__Quoted passage__:

»»

CA Rohit Kapoor has considered the important question whether the issue of a notice under section 143(2) of the Income-tax Act, 1961 is a mandatory or a directory requirement and whether its non-issue is a curable defect or renders the entire assessment void. He has also examined whether the participation by the assessee in the assessment proceedings can save the assessment order under section 292BB of the Act. All the important judgements on the subject have been referred to
This article endeavours to the interpret compulsory issue of notice under section 143(2) in case of“Section 153A- Assessment in case of search and requisition”/“Section 153C Assessment of income of other person”or where assessment is framed “under section-147 Income escaping assessment”of the Income Tax Act, 1961. It has forever been a conflict as to how the sectionmust be interpreted, in order to decide whether the procedure of regular assessment i.e issuing notice under section 143(2)has to be followed in the proceeding under section 153A or under section 147. This article tries to decode the mixed opinions of the court with regard to whether it is the compulsory to issue notice U/s 143(2) before completing an assessment under section 153A or under section 147. The author, based on thorough analysis of Section 153A and Section 147 and keeping in view the language of the both the section and the interpretations attached to it by theJudiciary, have tried to resolve the conflict.

««

__How to complete this task__: According to the summary of the income-tax article, under which section of the Act is it examined whether the assessee's participation in the assessment proceedings can save the assessment order?

__Supplied entries__:
»»

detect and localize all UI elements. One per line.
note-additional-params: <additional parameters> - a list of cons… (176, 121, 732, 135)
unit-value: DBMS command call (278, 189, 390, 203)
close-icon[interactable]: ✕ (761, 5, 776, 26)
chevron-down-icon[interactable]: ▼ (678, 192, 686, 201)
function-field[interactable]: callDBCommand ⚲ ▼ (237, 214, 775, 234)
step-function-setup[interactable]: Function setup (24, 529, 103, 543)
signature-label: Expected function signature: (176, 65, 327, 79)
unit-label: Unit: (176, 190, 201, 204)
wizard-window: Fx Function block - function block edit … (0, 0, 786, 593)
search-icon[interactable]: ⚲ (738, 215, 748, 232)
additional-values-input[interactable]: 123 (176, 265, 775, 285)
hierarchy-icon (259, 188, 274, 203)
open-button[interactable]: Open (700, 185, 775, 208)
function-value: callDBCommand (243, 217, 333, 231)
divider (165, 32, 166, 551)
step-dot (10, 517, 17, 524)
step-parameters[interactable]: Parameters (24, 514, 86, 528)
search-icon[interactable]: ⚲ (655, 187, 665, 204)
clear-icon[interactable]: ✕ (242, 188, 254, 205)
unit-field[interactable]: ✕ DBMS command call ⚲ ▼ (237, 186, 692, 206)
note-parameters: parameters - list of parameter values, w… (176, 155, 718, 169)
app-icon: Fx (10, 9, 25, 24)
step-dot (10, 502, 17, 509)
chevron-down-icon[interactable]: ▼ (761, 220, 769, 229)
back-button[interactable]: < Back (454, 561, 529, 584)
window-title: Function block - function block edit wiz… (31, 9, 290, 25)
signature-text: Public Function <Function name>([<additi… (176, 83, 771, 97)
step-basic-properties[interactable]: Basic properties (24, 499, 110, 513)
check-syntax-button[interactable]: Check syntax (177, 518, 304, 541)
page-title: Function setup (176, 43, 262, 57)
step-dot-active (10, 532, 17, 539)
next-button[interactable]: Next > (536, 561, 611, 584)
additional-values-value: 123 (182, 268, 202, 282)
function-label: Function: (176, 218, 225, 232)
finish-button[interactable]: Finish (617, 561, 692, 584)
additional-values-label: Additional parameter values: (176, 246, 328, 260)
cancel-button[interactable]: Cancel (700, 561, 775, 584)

««

__Written response__: Section 292BB